TASK TO COMPLETE:
Among the lines below, how many carry the string "obvyklé"? Reply with a number and nothing else.

RECORDS PROVIDED:
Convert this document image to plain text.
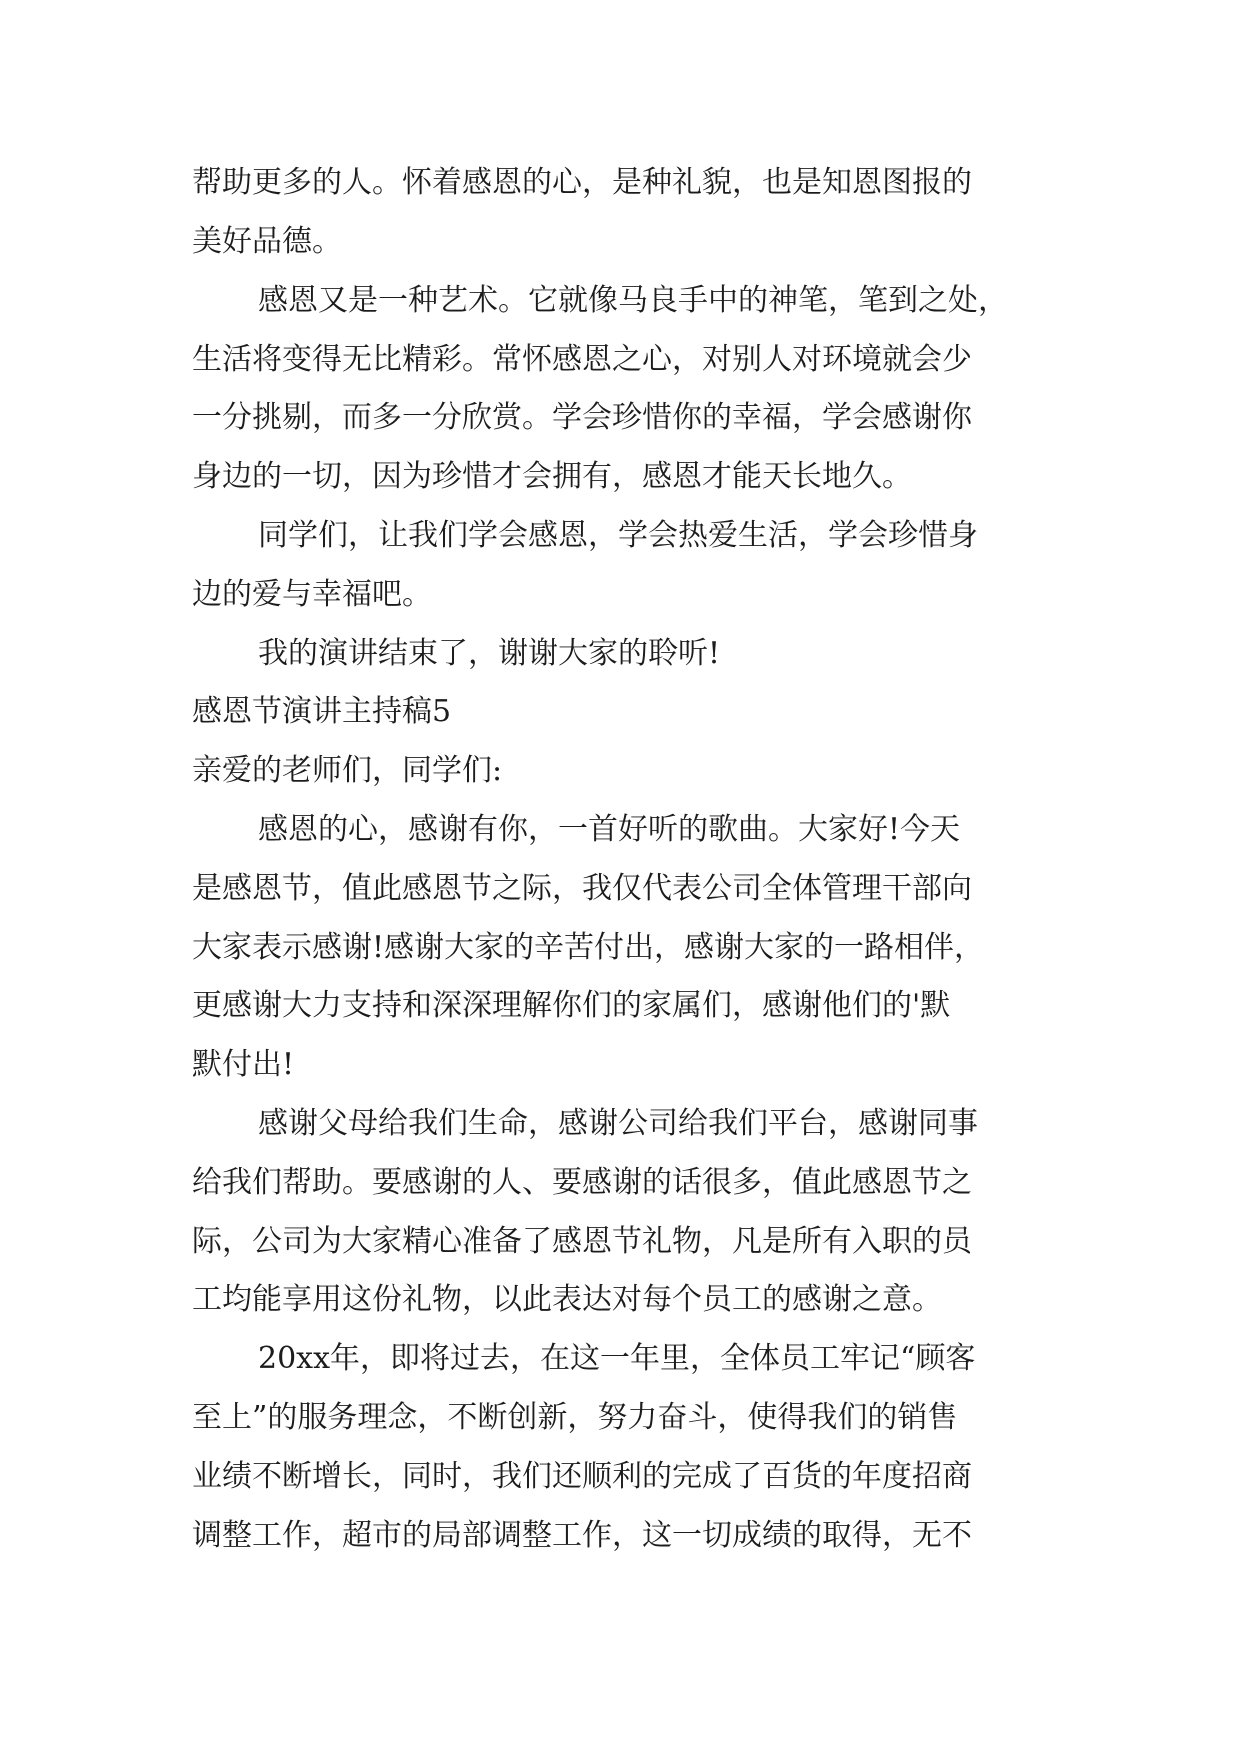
帮助更多的人。怀着感恩的心，是种礼貌，也是知恩图报的
美好品德。
感恩又是一种艺术。它就像马良手中的神笔，笔到之处，
生活将变得无比精彩。常怀感恩之心，对别人对环境就会少
一分挑剔，而多一分欣赏。学会珍惜你的幸福，学会感谢你
身边的一切，因为珍惜才会拥有，感恩才能天长地久。
同学们，让我们学会感恩，学会热爱生活，学会珍惜身
边的爱与幸福吧。
我的演讲结束了，谢谢大家的聆听!
感恩节演讲主持稿5
亲爱的老师们，同学们:
感恩的心，感谢有你，一首好听的歌曲。大家好!今天
是感恩节，值此感恩节之际，我仅代表公司全体管理干部向
大家表示感谢!感谢大家的辛苦付出，感谢大家的一路相伴，
更感谢大力支持和深深理解你们的家属们，感谢他们的'默
默付出!
感谢父母给我们生命，感谢公司给我们平台，感谢同事
给我们帮助。要感谢的人、要感谢的话很多，值此感恩节之
际，公司为大家精心准备了感恩节礼物，凡是所有入职的员
工均能享用这份礼物，以此表达对每个员工的感谢之意。
20xx年，即将过去，在这一年里，全体员工牢记“顾客
至上”的服务理念，不断创新，努力奋斗，使得我们的销售
业绩不断增长，同时，我们还顺利的完成了百货的年度招商
调整工作，超市的局部调整工作，这一切成绩的取得，无不
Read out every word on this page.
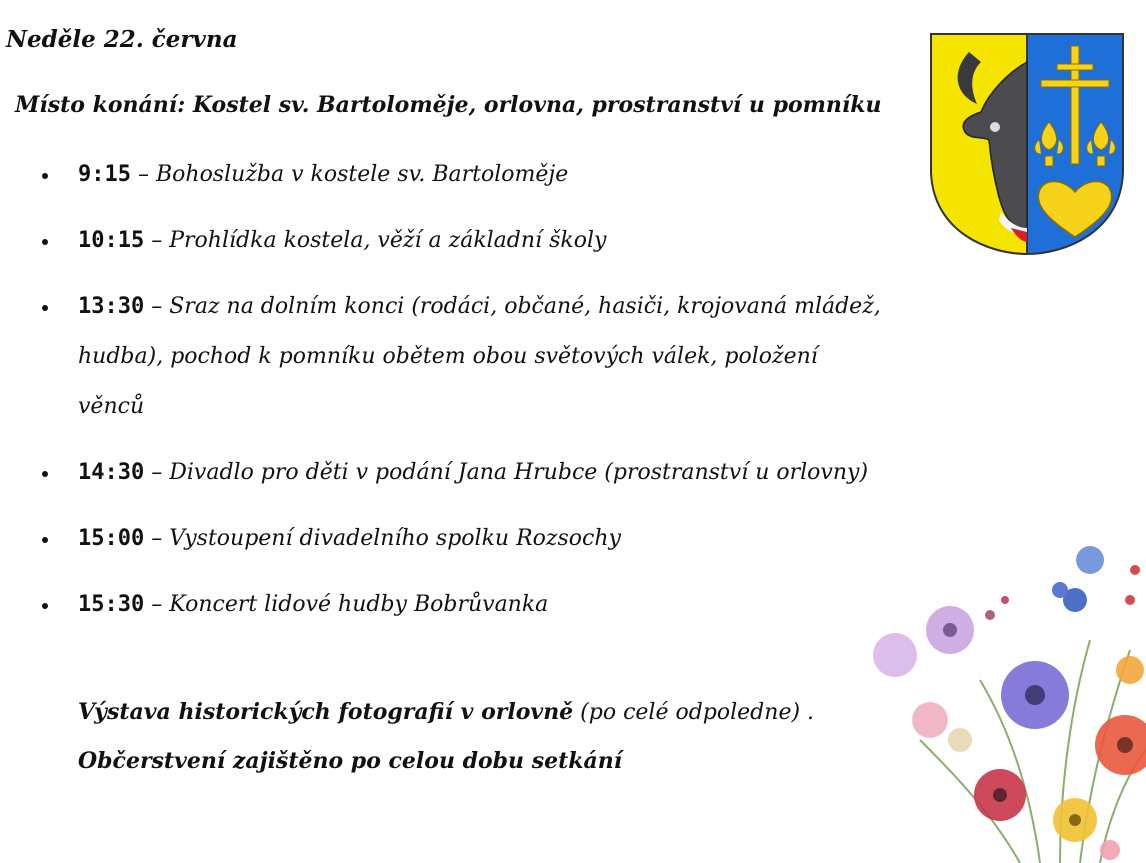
Neděle 22. června
Místo konání: Kostel sv. Bartoloměje, orlovna, prostranství u pomníku
9:15 – Bohoslužba v kostele sv. Bartoloměje
10:15 – Prohlídka kostela, věží a základní školy
13:30 – Sraz na dolním konci (rodáci, občané, hasiči, krojovaná mládež, hudba), pochod k pomníku obětem obou světových válek, položení věnců
14:30 – Divadlo pro děti v podání Jana Hrubce (prostranství u orlovny)
15:00 – Vystoupení divadelního spolku Rozsochy
15:30 – Koncert lidové hudby Bobrůvanka
Výstava historických fotografií v orlovně (po celé odpoledne) .
Občerstvení zajištěno po celou dobu setkání
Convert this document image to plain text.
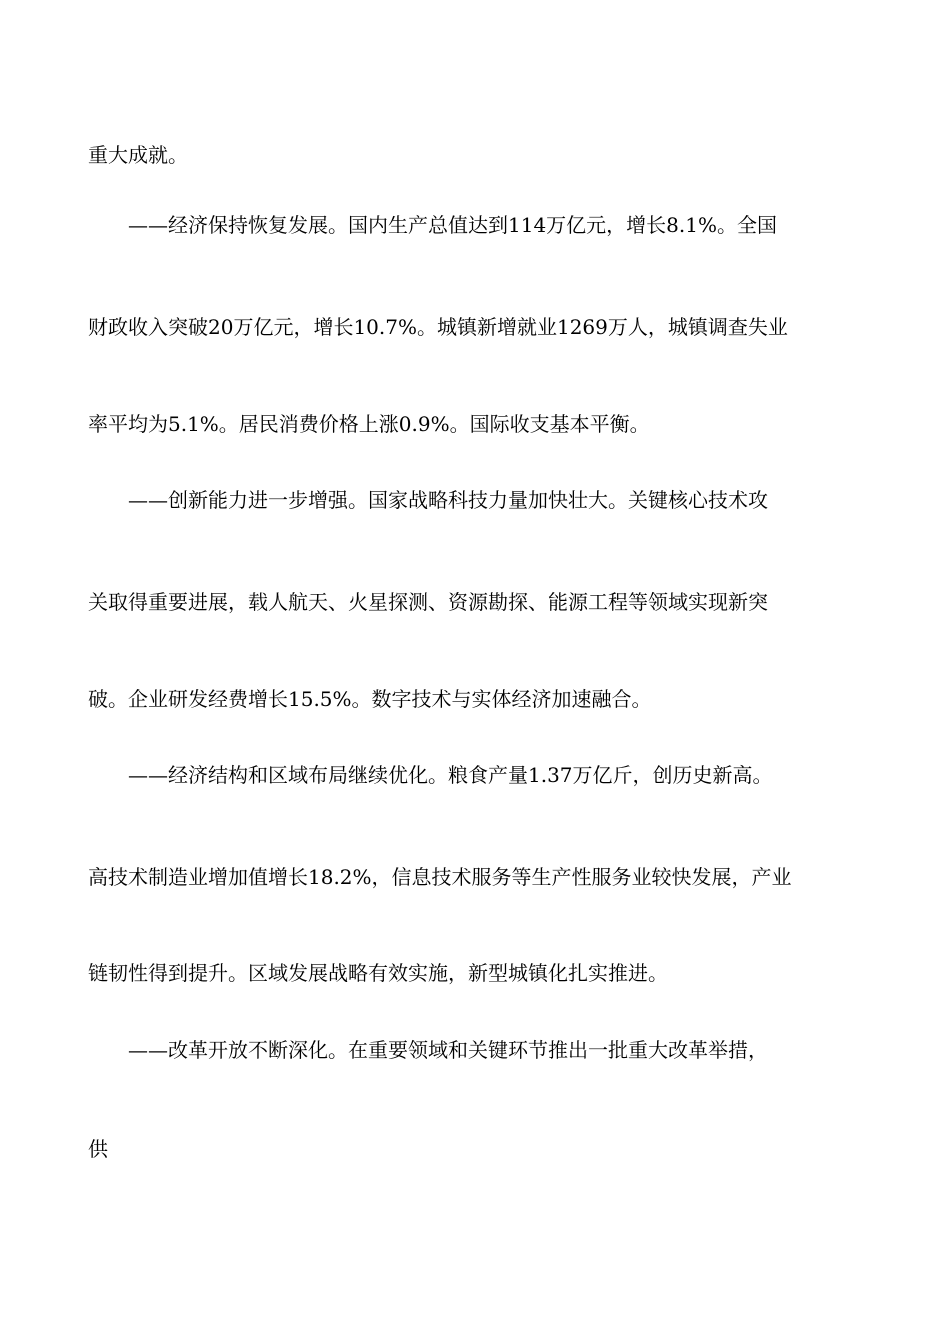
重大成就。
——经济保持恢复发展。国内生产总值达到114万亿元，增长8.1%。全国
财政收入突破20万亿元，增长10.7%。城镇新增就业1269万人，城镇调查失业
率平均为5.1%。居民消费价格上涨0.9%。国际收支基本平衡。
——创新能力进一步增强。国家战略科技力量加快壮大。关键核心技术攻
关取得重要进展，载人航天、火星探测、资源勘探、能源工程等领域实现新突
破。企业研发经费增长15.5%。数字技术与实体经济加速融合。
——经济结构和区域布局继续优化。粮食产量1.37万亿斤，创历史新高。
高技术制造业增加值增长18.2%，信息技术服务等生产性服务业较快发展，产业
链韧性得到提升。区域发展战略有效实施，新型城镇化扎实推进。
——改革开放不断深化。在重要领域和关键环节推出一批重大改革举措，
供
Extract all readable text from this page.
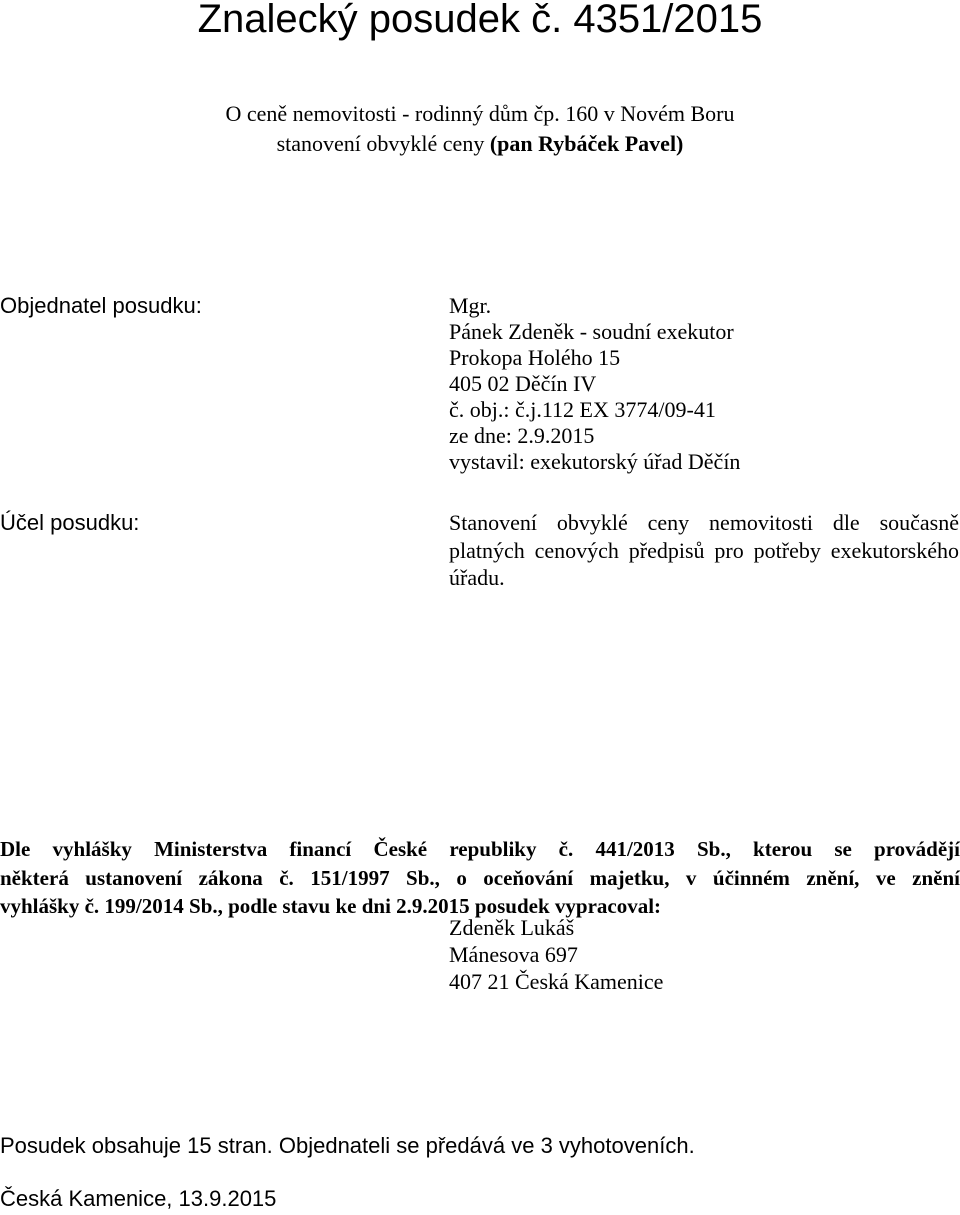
Znalecký posudek č. 4351/2015
O ceně nemovitosti - rodinný dům čp. 160 v Novém Boru
stanovení obvyklé ceny (pan Rybáček Pavel)
Objednatel posudku:	Mgr.
Pánek Zdeněk - soudní exekutor
Prokopa Holého 15
405 02 Děčín IV
č. obj.: č.j.112 EX 3774/09-41
ze dne: 2.9.2015
vystavil: exekutorský úřad Děčín
Účel posudku:	Stanovení obvyklé ceny nemovitosti dle současně platných cenových předpisů pro potřeby exekutorského úřadu.
Dle vyhlášky Ministerstva financí České republiky č. 441/2013 Sb., kterou se provádějí
některá ustanovení zákona č. 151/1997 Sb., o oceňování majetku, v účinném znění, ve znění
vyhlášky č. 199/2014 Sb., podle stavu ke dni 2.9.2015 posudek vypracoval:
Zdeněk Lukáš
Mánesova 697
407 21 Česká Kamenice
Posudek obsahuje 15 stran. Objednateli se předává ve 3 vyhotoveních.
Česká Kamenice, 13.9.2015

WORKED SOLUTION:
2